_Provided passage:_
────────────────────
In 1999, the Miami Spine Project reported the first experience with producing GABA with cell lines injected into the spinal fluid. Now, there is more good news. We have been waiting for the first big break. Ziconotide seemed to be it, but has side effects in many at effective doses. Now comes hope from another direction. Thank heaven for the cellular biologists.


The Miami Spine Project first teased us a little with the report in 1999 of GABA producing cells injected into spinal fluid. See Eaton MJ et al Cell Transplant. 1999 Jan-Feb;8(1):87-101. “Transplants of neuronal cells bioengineered to synthesize GABA alleviate chronic neuropathic pain”. In that article the authors used rat derived material.
────────────────────
_Data to examine:_
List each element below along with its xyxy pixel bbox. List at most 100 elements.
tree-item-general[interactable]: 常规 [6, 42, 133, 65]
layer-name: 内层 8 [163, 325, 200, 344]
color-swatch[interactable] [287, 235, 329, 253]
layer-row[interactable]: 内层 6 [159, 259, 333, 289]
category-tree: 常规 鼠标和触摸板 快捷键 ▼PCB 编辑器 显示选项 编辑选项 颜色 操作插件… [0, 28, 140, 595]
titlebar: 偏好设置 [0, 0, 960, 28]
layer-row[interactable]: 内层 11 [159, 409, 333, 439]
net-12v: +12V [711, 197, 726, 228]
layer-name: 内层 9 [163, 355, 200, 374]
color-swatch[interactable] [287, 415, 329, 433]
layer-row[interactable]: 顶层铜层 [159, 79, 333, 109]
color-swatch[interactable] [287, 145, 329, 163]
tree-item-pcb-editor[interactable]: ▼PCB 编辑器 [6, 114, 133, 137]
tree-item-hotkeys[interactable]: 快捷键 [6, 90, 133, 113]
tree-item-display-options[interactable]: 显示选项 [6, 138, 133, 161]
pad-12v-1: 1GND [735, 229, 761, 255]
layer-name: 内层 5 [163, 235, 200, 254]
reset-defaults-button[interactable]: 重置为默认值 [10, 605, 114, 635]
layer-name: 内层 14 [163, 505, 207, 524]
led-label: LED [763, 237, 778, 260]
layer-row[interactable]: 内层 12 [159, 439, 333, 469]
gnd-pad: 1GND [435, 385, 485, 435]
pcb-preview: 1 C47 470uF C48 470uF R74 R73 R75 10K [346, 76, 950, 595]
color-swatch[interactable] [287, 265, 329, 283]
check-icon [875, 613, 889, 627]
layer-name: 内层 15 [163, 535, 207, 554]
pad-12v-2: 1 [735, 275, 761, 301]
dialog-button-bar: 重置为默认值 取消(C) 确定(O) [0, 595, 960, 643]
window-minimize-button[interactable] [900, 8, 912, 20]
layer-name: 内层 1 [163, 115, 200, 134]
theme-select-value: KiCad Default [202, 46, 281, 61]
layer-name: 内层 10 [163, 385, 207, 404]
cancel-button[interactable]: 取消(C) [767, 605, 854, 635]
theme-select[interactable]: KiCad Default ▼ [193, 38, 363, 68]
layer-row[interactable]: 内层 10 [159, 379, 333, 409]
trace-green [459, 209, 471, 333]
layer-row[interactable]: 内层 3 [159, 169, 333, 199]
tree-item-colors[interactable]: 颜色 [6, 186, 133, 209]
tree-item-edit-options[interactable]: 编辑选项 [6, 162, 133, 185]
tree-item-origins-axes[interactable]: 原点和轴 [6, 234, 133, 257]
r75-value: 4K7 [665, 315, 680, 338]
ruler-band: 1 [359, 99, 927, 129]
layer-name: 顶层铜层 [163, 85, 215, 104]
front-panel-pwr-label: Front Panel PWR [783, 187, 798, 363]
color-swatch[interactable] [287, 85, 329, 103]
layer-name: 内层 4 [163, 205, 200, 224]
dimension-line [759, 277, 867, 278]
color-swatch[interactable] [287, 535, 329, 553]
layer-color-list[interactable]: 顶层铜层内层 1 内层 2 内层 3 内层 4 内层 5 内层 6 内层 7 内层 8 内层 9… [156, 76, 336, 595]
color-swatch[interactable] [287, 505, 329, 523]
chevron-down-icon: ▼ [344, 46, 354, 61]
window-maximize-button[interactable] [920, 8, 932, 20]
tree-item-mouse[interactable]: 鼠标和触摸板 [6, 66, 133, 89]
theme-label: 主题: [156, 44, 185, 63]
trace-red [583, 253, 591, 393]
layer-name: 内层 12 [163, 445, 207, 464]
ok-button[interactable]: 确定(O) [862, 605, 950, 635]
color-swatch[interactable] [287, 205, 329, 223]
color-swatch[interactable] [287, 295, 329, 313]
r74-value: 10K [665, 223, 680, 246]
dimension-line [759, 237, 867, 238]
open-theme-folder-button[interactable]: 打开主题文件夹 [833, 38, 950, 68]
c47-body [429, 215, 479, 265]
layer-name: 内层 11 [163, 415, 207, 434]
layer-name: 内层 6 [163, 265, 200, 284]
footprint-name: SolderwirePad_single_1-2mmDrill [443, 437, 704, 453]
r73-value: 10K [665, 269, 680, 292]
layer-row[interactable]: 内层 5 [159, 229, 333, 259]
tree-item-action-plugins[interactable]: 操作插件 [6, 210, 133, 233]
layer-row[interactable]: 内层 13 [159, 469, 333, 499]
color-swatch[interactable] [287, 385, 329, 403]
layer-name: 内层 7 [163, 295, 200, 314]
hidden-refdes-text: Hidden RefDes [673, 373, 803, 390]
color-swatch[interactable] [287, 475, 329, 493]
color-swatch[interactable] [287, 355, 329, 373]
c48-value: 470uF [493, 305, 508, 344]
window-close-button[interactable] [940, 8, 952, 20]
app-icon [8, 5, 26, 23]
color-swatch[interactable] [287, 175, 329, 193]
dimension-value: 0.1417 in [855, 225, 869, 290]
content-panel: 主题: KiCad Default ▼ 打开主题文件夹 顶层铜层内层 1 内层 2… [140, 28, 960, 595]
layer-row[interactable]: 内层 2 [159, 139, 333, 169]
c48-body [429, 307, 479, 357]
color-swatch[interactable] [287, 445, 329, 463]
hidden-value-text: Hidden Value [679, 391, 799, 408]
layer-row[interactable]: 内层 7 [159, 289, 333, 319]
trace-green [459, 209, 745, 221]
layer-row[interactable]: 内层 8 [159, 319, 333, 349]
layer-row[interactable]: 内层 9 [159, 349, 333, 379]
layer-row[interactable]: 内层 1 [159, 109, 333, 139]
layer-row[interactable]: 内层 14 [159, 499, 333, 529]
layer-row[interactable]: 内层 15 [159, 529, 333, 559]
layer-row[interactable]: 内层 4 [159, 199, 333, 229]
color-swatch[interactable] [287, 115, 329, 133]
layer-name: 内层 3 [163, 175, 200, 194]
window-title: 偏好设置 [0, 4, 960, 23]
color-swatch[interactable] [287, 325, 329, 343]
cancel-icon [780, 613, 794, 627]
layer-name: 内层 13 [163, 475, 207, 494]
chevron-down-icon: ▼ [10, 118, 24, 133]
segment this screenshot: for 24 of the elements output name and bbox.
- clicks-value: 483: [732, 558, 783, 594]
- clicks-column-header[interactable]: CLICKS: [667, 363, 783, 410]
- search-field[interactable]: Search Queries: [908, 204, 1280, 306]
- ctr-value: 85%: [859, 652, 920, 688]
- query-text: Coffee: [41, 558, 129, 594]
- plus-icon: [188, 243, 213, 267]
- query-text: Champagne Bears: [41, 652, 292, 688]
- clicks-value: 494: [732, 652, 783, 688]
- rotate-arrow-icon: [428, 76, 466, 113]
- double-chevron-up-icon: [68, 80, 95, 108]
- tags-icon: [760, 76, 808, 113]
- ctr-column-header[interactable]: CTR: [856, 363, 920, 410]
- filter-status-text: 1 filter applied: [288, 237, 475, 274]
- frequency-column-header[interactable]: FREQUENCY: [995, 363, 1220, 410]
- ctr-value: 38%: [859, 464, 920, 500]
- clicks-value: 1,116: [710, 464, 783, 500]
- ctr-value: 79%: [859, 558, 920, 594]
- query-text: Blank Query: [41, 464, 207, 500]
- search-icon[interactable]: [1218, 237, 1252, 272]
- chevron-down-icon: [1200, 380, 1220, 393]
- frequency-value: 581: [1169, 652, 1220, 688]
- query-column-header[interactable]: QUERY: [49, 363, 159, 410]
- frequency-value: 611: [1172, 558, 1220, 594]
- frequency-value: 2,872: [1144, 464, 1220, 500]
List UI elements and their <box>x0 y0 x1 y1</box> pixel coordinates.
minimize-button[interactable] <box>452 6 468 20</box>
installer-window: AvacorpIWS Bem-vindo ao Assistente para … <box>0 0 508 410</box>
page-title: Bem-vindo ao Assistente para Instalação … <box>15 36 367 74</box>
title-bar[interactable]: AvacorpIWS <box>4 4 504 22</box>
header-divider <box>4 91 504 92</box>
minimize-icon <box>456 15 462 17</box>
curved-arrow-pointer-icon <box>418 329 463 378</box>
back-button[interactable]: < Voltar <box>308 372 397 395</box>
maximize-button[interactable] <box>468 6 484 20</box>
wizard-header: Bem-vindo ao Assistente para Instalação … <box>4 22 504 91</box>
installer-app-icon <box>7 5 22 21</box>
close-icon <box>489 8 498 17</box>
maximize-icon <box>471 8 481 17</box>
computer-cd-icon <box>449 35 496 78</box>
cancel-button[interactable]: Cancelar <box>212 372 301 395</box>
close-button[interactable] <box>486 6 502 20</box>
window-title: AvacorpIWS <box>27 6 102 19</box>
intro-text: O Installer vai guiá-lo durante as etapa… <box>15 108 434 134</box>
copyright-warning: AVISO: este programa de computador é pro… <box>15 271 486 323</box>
────────────────────
_Task instructions:_
Answer these questions from the passage on GABA-producing cells:
(a) Which drug seemed to be the first big break but has side effects in many at effective doses?
(b) What kind of material did the authors use in the Cell Transplant article?
(c) In what year did the Miami Spine Project report GABA-producing cells injected into spinal fluid?

_Exercise answer:_
(a) Ziconotide
(b) Rat-derived material
(c) 1999